- ABOUT THIS EXERCISE
Answer with the number of lines in the listing below that contain the word "deletion", and nothing else.

● ● ● ●

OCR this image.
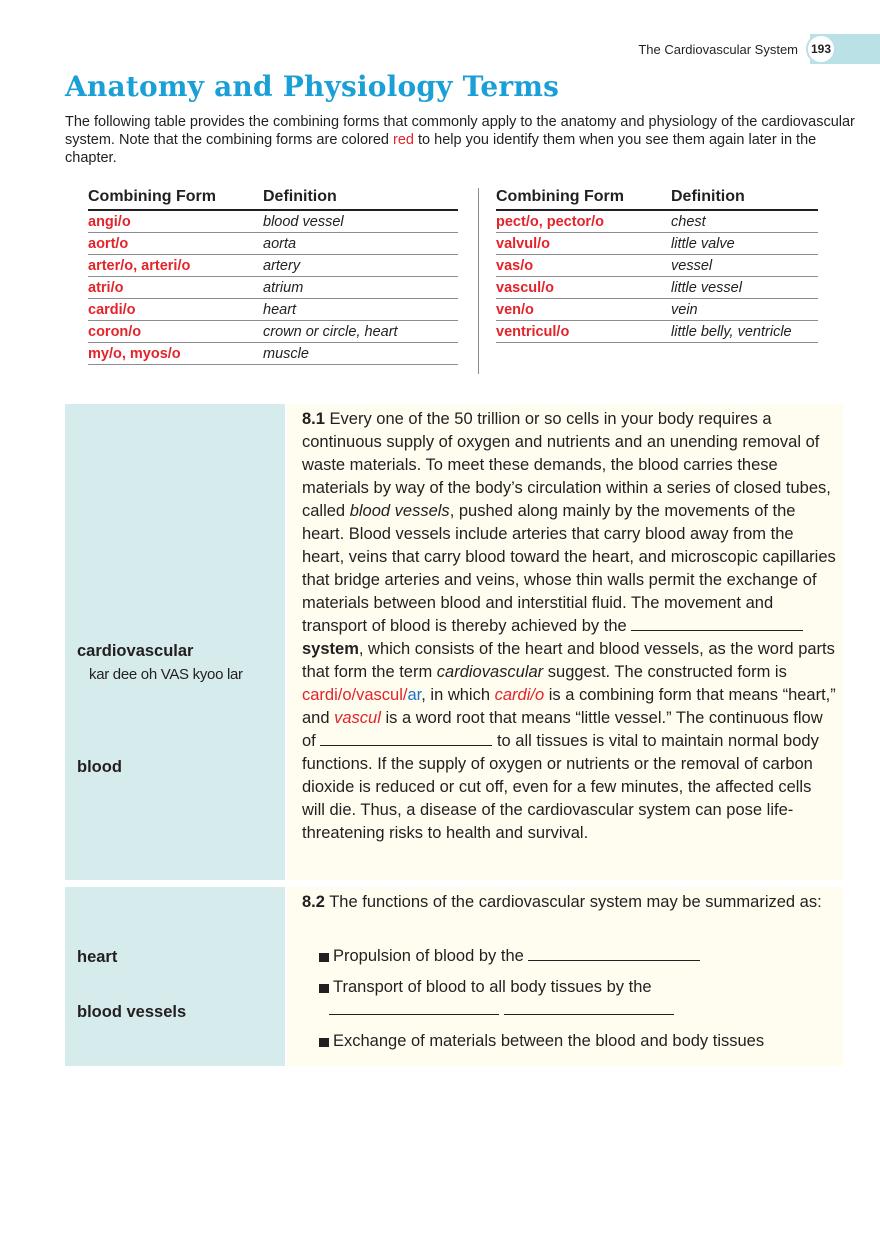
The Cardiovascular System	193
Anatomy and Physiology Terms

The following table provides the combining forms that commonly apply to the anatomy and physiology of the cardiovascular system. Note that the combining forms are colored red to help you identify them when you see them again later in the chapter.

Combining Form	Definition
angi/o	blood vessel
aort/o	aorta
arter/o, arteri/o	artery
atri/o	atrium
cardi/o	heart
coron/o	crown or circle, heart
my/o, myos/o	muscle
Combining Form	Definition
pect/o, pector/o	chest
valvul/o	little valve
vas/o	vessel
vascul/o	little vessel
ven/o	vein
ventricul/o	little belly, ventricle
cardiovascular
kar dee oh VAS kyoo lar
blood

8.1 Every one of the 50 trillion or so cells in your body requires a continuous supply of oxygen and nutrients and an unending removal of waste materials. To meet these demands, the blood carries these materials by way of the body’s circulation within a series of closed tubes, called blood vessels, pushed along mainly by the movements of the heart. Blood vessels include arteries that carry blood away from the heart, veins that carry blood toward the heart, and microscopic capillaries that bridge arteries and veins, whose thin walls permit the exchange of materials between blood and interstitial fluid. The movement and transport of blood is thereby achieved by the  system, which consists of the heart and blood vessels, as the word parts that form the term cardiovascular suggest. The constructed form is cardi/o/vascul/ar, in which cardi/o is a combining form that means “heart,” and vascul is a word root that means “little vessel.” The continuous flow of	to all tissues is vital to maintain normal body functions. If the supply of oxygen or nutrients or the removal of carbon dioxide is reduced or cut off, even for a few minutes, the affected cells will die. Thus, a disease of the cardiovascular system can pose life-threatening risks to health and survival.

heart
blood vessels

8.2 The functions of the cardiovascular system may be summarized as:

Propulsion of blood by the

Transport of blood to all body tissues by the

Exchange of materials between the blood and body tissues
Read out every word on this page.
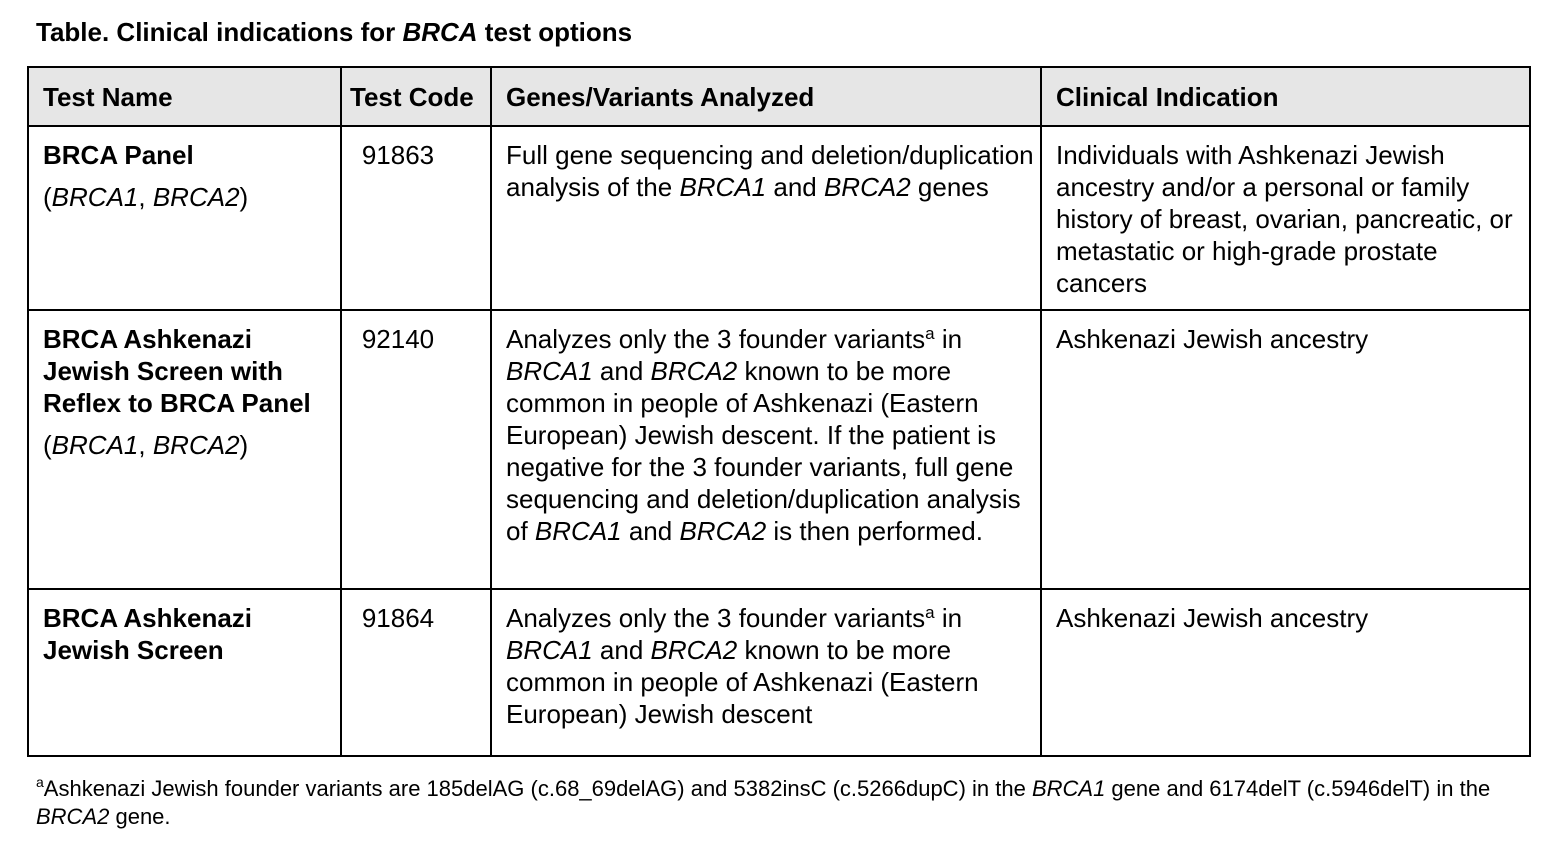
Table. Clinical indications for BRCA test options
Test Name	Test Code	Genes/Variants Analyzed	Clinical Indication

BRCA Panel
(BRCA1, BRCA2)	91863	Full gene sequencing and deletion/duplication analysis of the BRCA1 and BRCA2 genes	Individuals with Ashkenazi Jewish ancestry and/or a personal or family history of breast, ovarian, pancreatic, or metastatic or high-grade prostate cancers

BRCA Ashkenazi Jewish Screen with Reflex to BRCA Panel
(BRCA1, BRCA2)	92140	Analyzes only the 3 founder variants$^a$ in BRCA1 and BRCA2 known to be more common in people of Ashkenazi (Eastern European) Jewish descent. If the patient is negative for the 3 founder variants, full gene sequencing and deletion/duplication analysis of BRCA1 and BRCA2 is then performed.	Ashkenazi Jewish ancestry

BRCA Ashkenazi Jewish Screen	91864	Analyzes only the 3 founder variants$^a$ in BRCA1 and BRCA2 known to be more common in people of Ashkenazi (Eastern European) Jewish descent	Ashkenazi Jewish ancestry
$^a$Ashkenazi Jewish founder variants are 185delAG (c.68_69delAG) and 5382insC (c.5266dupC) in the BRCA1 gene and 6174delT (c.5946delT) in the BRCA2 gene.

● ● ● ●

- RESULT OF THE EXERCISE
2